The records that follow must be reproduced in full, exactly as written.

• **Raw data**:

## begin

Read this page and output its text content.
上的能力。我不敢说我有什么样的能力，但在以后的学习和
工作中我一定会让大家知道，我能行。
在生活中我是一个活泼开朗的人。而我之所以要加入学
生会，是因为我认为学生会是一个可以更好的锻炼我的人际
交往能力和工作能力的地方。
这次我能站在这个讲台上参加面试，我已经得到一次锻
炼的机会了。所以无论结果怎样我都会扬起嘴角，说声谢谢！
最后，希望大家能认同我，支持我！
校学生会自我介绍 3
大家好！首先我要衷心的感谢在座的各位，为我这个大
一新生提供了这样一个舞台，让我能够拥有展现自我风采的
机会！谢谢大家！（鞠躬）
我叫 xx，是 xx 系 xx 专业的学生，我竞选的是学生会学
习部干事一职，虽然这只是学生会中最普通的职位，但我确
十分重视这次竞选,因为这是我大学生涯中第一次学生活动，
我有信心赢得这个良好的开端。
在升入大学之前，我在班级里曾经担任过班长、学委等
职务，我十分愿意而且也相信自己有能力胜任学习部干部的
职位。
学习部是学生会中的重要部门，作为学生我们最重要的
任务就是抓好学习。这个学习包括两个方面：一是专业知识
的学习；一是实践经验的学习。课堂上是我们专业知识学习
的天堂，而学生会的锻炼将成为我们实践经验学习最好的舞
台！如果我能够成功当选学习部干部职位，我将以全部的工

## end

• **Result**:
Read this page and output its text content.
上的能力。我不敢说我有什么样的能力，但在以后的学习和
工作中我一定会让大家知道，我能行。
在生活中我是一个活泼开朗的人。而我之所以要加入学
生会，是因为我认为学生会是一个可以更好的锻炼我的人际
交往能力和工作能力的地方。
这次我能站在这个讲台上参加面试，我已经得到一次锻
炼的机会了。所以无论结果怎样我都会扬起嘴角，说声谢谢！
最后，希望大家能认同我，支持我！
校学生会自我介绍 3
大家好！首先我要衷心的感谢在座的各位，为我这个大
一新生提供了这样一个舞台，让我能够拥有展现自我风采的
机会！谢谢大家！（鞠躬）
我叫 xx，是 xx 系 xx 专业的学生，我竞选的是学生会学
习部干事一职，虽然这只是学生会中最普通的职位，但我确
十分重视这次竞选,因为这是我大学生涯中第一次学生活动，
我有信心赢得这个良好的开端。
在升入大学之前，我在班级里曾经担任过班长、学委等
职务，我十分愿意而且也相信自己有能力胜任学习部干部的
职位。
学习部是学生会中的重要部门，作为学生我们最重要的
任务就是抓好学习。这个学习包括两个方面：一是专业知识
的学习；一是实践经验的学习。课堂上是我们专业知识学习
的天堂，而学生会的锻炼将成为我们实践经验学习最好的舞
台！如果我能够成功当选学习部干部职位，我将以全部的工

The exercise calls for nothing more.